Entries provided ->
- - - -
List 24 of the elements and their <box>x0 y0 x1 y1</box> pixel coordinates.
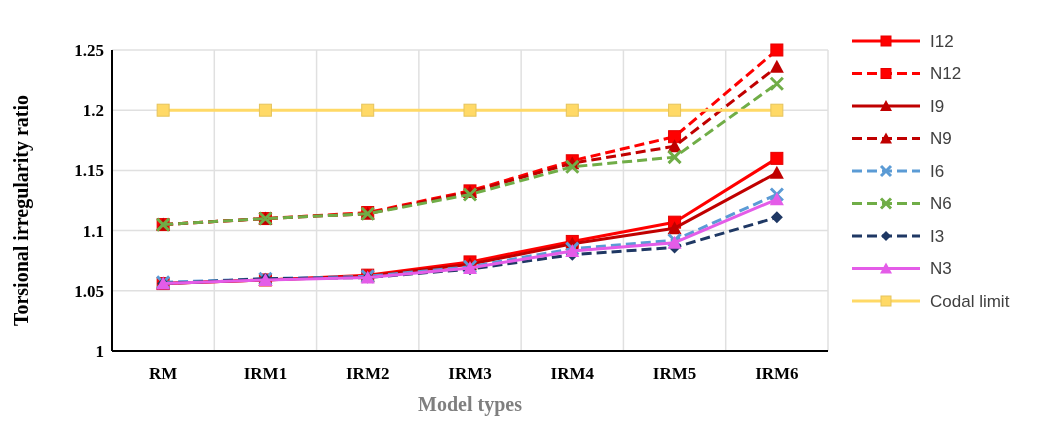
x-tick-label: RM <box>148 364 178 383</box>
y-tick-label: 1.25 <box>74 40 104 60</box>
x-tick-label: IRM1 <box>243 364 288 383</box>
y-tick-label: 1.2 <box>82 101 104 121</box>
y-tick-label: 1 <box>95 341 104 361</box>
legend-label: I6 <box>930 161 945 181</box>
x-tick-label: IRM2 <box>345 364 390 383</box>
legend-label: N6 <box>930 194 952 214</box>
legend-label: N9 <box>930 129 952 149</box>
y-tick-label: 1.05 <box>74 281 104 301</box>
x-tick-label: IRM5 <box>652 364 697 383</box>
legend-label: I3 <box>930 226 945 246</box>
legend-label: I9 <box>930 96 945 116</box>
y-axis-title: Torsional irregularity ratio <box>10 94 33 327</box>
legend-label: Codal limit <box>930 291 1010 311</box>
x-tick-label: IRM6 <box>755 364 799 383</box>
legend-label: I12 <box>930 31 954 51</box>
legend-label: N3 <box>930 259 952 279</box>
x-tick-label: IRM4 <box>550 364 595 383</box>
y-tick-label: 1.15 <box>74 161 104 181</box>
x-tick-label: IRM3 <box>448 364 492 383</box>
legend-label: N12 <box>930 64 962 84</box>
y-tick-label: 1.1 <box>82 221 104 241</box>
x-axis-title: Model types <box>418 393 523 416</box>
- - - -
Given task ->
Copy every line of the item above character for character, omitting the picture.

Result for this exercise ->
List 24 of the elements and their <box>x0 y0 x1 y1</box> pixel coordinates.
x-tick-label: RM <box>148 364 178 383</box>
y-tick-label: 1.25 <box>74 40 104 60</box>
x-tick-label: IRM1 <box>243 364 288 383</box>
y-tick-label: 1.2 <box>82 101 104 121</box>
y-tick-label: 1 <box>95 341 104 361</box>
legend-label: I6 <box>930 161 945 181</box>
x-tick-label: IRM2 <box>345 364 390 383</box>
legend-label: N6 <box>930 194 952 214</box>
legend-label: N9 <box>930 129 952 149</box>
y-tick-label: 1.05 <box>74 281 104 301</box>
x-tick-label: IRM5 <box>652 364 697 383</box>
legend-label: I3 <box>930 226 945 246</box>
legend-label: I9 <box>930 96 945 116</box>
y-axis-title: Torsional irregularity ratio <box>10 94 33 327</box>
legend-label: Codal limit <box>930 291 1010 311</box>
x-tick-label: IRM6 <box>755 364 799 383</box>
legend-label: I12 <box>930 31 954 51</box>
legend-label: N3 <box>930 259 952 279</box>
x-tick-label: IRM4 <box>550 364 595 383</box>
y-tick-label: 1.15 <box>74 161 104 181</box>
x-tick-label: IRM3 <box>448 364 492 383</box>
legend-label: N12 <box>930 64 962 84</box>
y-tick-label: 1.1 <box>82 221 104 241</box>
x-axis-title: Model types <box>418 393 523 416</box>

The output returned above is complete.